▶ _PROBLEM DETAILS_:
Restate the data word for word and leave the images out.
═══ DATA FOR THE TASK ═══
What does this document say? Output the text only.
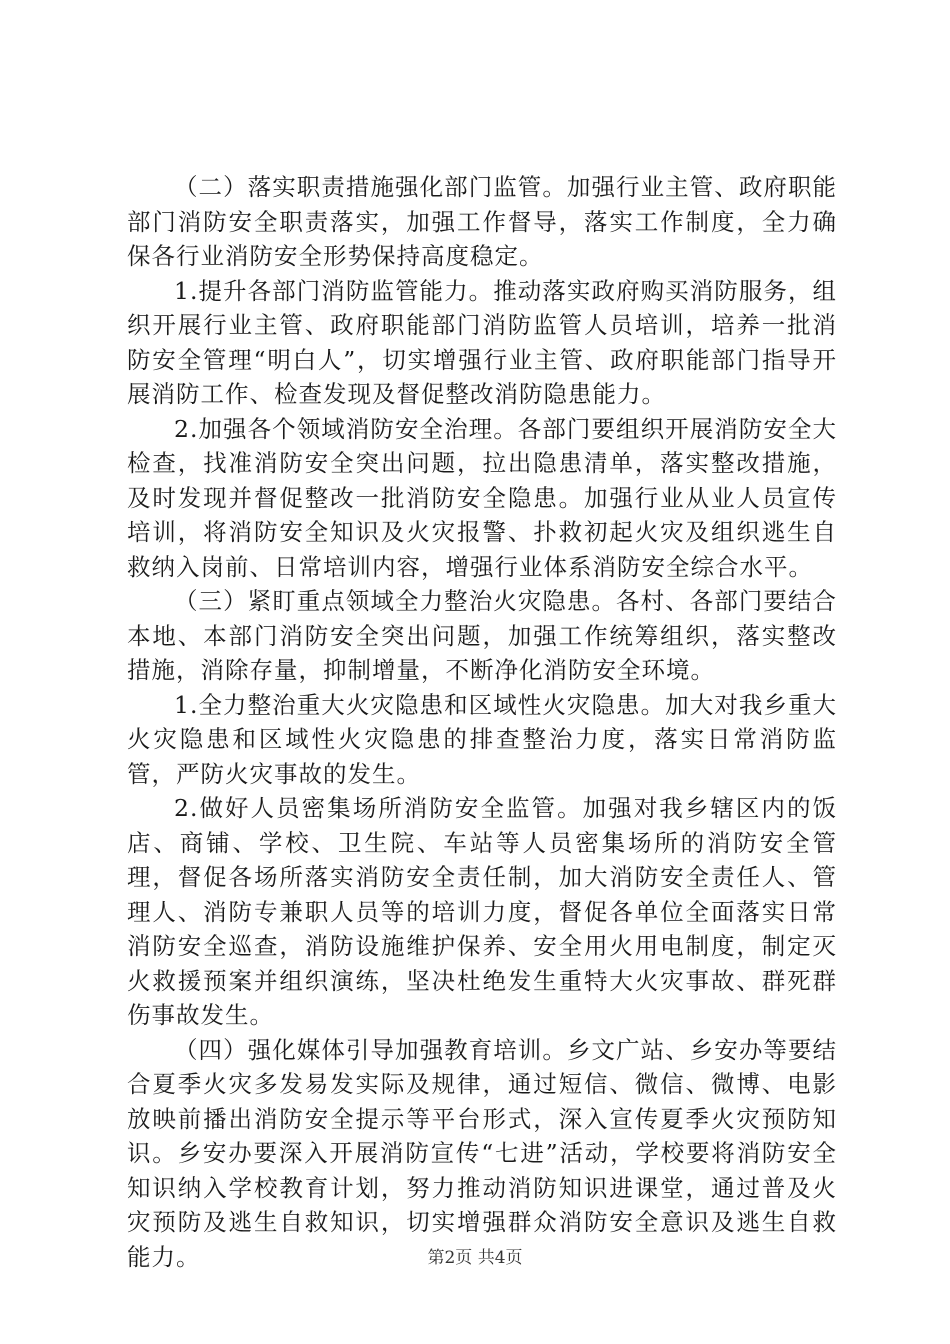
（二）落实职责措施强化部门监管。加强行业主管、政府职能部门消防安全职责落实，加强工作督导，落实工作制度，全力确保各行业消防安全形势保持高度稳定。

1.提升各部门消防监管能力。推动落实政府购买消防服务，组织开展行业主管、政府职能部门消防监管人员培训，培养一批消防安全管理“明白人”，切实增强行业主管、政府职能部门指导开展消防工作、检查发现及督促整改消防隐患能力。

2.加强各个领域消防安全治理。各部门要组织开展消防安全大检查，找准消防安全突出问题，拉出隐患清单，落实整改措施，及时发现并督促整改一批消防安全隐患。加强行业从业人员宣传培训，将消防安全知识及火灾报警、扑救初起火灾及组织逃生自救纳入岗前、日常培训内容，增强行业体系消防安全综合水平。

（三）紧盯重点领域全力整治火灾隐患。各村、各部门要结合本地、本部门消防安全突出问题，加强工作统筹组织，落实整改措施，消除存量，抑制增量，不断净化消防安全环境。

1.全力整治重大火灾隐患和区域性火灾隐患。加大对我乡重大火灾隐患和区域性火灾隐患的排查整治力度，落实日常消防监管，严防火灾事故的发生。

2.做好人员密集场所消防安全监管。加强对我乡辖区内的饭店、商铺、学校、卫生院、车站等人员密集场所的消防安全管理，督促各场所落实消防安全责任制，加大消防安全责任人、管理人、消防专兼职人员等的培训力度，督促各单位全面落实日常消防安全巡查，消防设施维护保养、安全用火用电制度，制定灭火救援预案并组织演练，坚决杜绝发生重特大火灾事故、群死群伤事故发生。

（四）强化媒体引导加强教育培训。乡文广站、乡安办等要结合夏季火灾多发易发实际及规律，通过短信、微信、微博、电影放映前播出消防安全提示等平台形式，深入宣传夏季火灾预防知识。乡安办要深入开展消防宣传“七进”活动，学校要将消防安全知识纳入学校教育计划，努力推动消防知识进课堂，通过普及火灾预防及逃生自救知识，切实增强群众消防安全意识及逃生自救能力。	第2页 共4页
═══
▶ _FULL ANSWER_:
What does this document say? Output the text only.
（二）落实职责措施强化部门监管。加强行业主管、政府职能部门消防安全职责落实，加强工作督导，落实工作制度，全力确保各行业消防安全形势保持高度稳定。

1.提升各部门消防监管能力。推动落实政府购买消防服务，组织开展行业主管、政府职能部门消防监管人员培训，培养一批消防安全管理“明白人”，切实增强行业主管、政府职能部门指导开展消防工作、检查发现及督促整改消防隐患能力。

2.加强各个领域消防安全治理。各部门要组织开展消防安全大检查，找准消防安全突出问题，拉出隐患清单，落实整改措施，及时发现并督促整改一批消防安全隐患。加强行业从业人员宣传培训，将消防安全知识及火灾报警、扑救初起火灾及组织逃生自救纳入岗前、日常培训内容，增强行业体系消防安全综合水平。

（三）紧盯重点领域全力整治火灾隐患。各村、各部门要结合本地、本部门消防安全突出问题，加强工作统筹组织，落实整改措施，消除存量，抑制增量，不断净化消防安全环境。

1.全力整治重大火灾隐患和区域性火灾隐患。加大对我乡重大火灾隐患和区域性火灾隐患的排查整治力度，落实日常消防监管，严防火灾事故的发生。

2.做好人员密集场所消防安全监管。加强对我乡辖区内的饭店、商铺、学校、卫生院、车站等人员密集场所的消防安全管理，督促各场所落实消防安全责任制，加大消防安全责任人、管理人、消防专兼职人员等的培训力度，督促各单位全面落实日常消防安全巡查，消防设施维护保养、安全用火用电制度，制定灭火救援预案并组织演练，坚决杜绝发生重特大火灾事故、群死群伤事故发生。

（四）强化媒体引导加强教育培训。乡文广站、乡安办等要结合夏季火灾多发易发实际及规律，通过短信、微信、微博、电影放映前播出消防安全提示等平台形式，深入宣传夏季火灾预防知识。乡安办要深入开展消防宣传“七进”活动，学校要将消防安全知识纳入学校教育计划，努力推动消防知识进课堂，通过普及火灾预防及逃生自救知识，切实增强群众消防安全意识及逃生自救能力。	第2页 共4页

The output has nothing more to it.